Short problem — Can you reproduce the data beneath, keeping every line exact?
-- start Provided information --
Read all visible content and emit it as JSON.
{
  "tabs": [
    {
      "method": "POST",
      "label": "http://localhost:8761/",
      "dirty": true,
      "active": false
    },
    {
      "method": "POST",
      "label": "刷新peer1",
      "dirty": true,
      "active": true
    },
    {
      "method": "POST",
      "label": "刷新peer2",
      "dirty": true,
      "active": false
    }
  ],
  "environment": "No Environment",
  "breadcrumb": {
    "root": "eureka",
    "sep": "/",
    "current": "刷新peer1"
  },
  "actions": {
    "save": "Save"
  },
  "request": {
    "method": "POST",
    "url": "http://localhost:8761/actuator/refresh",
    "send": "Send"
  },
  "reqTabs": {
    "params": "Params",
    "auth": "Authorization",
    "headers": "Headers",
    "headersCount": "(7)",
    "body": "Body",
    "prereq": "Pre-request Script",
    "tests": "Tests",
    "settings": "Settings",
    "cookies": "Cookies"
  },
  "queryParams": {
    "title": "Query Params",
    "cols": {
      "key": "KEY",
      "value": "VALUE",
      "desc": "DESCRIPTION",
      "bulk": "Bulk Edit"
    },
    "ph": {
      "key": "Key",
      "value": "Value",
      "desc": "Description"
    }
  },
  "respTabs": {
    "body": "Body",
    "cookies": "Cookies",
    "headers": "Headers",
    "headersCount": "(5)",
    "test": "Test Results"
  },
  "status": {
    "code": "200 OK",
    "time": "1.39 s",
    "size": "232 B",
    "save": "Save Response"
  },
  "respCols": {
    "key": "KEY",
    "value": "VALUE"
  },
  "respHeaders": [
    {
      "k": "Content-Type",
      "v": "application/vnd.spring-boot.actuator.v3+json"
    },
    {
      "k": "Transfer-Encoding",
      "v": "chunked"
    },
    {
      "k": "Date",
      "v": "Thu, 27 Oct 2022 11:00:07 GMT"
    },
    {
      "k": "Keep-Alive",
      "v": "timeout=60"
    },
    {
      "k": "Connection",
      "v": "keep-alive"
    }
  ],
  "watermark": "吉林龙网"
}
-- end Provided information --
Result for this task —
Read all visible content and emit it as JSON.
{
  "tabs": [
    {
      "method": "POST",
      "label": "http://localhost:8761/",
      "dirty": true,
      "active": false
    },
    {
      "method": "POST",
      "label": "刷新peer1",
      "dirty": true,
      "active": true
    },
    {
      "method": "POST",
      "label": "刷新peer2",
      "dirty": true,
      "active": false
    }
  ],
  "environment": "No Environment",
  "breadcrumb": {
    "root": "eureka",
    "sep": "/",
    "current": "刷新peer1"
  },
  "actions": {
    "save": "Save"
  },
  "request": {
    "method": "POST",
    "url": "http://localhost:8761/actuator/refresh",
    "send": "Send"
  },
  "reqTabs": {
    "params": "Params",
    "auth": "Authorization",
    "headers": "Headers",
    "headersCount": "(7)",
    "body": "Body",
    "prereq": "Pre-request Script",
    "tests": "Tests",
    "settings": "Settings",
    "cookies": "Cookies"
  },
  "queryParams": {
    "title": "Query Params",
    "cols": {
      "key": "KEY",
      "value": "VALUE",
      "desc": "DESCRIPTION",
      "bulk": "Bulk Edit"
    },
    "ph": {
      "key": "Key",
      "value": "Value",
      "desc": "Description"
    }
  },
  "respTabs": {
    "body": "Body",
    "cookies": "Cookies",
    "headers": "Headers",
    "headersCount": "(5)",
    "test": "Test Results"
  },
  "status": {
    "code": "200 OK",
    "time": "1.39 s",
    "size": "232 B",
    "save": "Save Response"
  },
  "respCols": {
    "key": "KEY",
    "value": "VALUE"
  },
  "respHeaders": [
    {
      "k": "Content-Type",
      "v": "application/vnd.spring-boot.actuator.v3+json"
    },
    {
      "k": "Transfer-Encoding",
      "v": "chunked"
    },
    {
      "k": "Date",
      "v": "Thu, 27 Oct 2022 11:00:07 GMT"
    },
    {
      "k": "Keep-Alive",
      "v": "timeout=60"
    },
    {
      "k": "Connection",
      "v": "keep-alive"
    }
  ],
  "watermark": "吉林龙网"
}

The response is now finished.